Data listing:
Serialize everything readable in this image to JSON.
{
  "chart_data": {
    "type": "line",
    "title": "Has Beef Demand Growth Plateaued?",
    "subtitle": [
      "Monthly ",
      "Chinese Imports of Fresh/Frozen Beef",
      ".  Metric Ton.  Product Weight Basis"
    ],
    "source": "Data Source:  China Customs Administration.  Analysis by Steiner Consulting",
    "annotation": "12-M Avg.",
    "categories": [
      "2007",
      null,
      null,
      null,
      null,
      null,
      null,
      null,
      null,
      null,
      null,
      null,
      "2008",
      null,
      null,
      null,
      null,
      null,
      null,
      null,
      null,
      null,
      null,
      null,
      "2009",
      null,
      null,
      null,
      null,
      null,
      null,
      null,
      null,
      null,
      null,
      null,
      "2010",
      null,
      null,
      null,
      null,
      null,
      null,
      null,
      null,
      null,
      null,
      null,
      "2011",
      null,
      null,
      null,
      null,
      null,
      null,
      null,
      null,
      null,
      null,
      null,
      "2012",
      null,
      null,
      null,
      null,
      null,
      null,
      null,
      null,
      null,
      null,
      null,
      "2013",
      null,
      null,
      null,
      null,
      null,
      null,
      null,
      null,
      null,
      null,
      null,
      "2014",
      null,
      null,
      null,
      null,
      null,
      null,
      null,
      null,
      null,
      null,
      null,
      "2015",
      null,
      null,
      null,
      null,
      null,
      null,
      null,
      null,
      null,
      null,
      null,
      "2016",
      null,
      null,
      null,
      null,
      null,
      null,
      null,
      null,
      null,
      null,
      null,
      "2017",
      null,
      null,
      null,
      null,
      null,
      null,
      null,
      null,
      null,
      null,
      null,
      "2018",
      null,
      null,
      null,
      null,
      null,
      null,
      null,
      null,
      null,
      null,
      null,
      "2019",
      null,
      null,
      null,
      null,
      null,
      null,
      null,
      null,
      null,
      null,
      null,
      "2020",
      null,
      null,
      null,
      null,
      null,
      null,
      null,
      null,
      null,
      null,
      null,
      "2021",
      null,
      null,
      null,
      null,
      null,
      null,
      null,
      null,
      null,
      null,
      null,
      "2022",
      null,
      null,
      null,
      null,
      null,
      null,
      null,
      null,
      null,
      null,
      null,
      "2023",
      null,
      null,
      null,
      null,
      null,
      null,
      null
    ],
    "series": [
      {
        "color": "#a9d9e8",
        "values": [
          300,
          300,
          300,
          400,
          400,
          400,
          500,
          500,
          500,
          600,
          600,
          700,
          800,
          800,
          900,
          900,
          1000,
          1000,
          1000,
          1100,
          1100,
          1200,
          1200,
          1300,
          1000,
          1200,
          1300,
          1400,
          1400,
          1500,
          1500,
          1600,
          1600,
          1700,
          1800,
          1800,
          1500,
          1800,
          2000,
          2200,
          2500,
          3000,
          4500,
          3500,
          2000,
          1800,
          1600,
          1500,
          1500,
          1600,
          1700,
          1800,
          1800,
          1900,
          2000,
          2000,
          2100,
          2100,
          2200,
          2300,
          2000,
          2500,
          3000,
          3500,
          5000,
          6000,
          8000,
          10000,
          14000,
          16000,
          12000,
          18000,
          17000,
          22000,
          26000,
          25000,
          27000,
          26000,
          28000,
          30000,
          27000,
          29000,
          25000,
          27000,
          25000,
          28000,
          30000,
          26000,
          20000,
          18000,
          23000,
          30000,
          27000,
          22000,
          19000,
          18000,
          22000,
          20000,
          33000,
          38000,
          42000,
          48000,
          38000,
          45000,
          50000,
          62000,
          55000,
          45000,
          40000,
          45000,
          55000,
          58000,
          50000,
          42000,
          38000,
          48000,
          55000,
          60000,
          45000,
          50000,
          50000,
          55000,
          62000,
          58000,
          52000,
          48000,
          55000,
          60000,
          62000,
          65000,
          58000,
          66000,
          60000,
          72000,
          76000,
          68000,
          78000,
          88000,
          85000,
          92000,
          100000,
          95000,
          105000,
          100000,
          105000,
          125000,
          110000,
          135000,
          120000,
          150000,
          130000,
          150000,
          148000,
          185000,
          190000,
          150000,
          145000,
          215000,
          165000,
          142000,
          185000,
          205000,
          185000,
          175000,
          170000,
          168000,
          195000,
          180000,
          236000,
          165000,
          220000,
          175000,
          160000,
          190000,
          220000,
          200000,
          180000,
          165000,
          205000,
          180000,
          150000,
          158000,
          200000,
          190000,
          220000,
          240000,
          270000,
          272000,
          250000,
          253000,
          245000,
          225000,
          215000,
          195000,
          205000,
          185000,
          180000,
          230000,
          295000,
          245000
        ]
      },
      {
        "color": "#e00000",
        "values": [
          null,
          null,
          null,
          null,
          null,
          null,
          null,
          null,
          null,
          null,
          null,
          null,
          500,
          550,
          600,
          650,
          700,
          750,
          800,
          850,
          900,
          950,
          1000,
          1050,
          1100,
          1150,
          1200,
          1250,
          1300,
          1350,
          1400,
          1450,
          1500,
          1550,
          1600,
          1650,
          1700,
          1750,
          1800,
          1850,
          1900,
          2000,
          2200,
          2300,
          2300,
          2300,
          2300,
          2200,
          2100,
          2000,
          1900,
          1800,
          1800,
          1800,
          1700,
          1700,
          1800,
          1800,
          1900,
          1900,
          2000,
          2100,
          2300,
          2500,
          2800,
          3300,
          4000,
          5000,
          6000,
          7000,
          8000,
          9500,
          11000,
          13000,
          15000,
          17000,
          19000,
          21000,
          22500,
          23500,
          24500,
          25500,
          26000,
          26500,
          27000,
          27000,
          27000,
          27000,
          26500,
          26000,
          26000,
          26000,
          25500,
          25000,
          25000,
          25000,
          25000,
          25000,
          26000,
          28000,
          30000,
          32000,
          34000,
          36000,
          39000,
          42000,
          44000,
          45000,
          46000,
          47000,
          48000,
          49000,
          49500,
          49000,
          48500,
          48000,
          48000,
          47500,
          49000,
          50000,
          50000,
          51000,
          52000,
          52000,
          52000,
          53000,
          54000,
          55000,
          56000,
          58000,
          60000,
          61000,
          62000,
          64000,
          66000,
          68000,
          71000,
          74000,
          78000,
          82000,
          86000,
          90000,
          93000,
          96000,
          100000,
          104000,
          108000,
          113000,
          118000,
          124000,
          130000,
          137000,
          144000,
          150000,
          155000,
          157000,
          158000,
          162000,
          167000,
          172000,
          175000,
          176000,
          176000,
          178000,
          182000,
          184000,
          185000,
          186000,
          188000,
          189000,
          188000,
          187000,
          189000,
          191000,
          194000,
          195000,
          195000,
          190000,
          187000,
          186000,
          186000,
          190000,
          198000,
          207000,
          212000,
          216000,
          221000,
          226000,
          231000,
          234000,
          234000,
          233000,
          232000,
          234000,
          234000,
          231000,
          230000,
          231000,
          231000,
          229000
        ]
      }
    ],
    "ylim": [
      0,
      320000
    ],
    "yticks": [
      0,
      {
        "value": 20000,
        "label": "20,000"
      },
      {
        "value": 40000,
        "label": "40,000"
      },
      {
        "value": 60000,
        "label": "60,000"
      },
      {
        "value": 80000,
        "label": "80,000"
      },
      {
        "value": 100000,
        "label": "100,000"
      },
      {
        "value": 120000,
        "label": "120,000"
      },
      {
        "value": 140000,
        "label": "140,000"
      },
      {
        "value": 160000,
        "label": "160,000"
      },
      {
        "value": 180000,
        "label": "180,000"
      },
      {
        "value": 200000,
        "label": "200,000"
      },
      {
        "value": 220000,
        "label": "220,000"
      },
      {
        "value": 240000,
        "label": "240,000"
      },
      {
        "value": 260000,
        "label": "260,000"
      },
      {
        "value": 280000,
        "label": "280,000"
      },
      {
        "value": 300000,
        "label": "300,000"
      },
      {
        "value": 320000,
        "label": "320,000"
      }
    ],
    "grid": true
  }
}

• [DIRECTION]: Look through the entries above; copy every line holding the string "Beef".

• [THE SOLUTION]:
    "title": "Has Beef Demand Growth Plateaued?",
      "Chinese Imports of Fresh/Frozen Beef",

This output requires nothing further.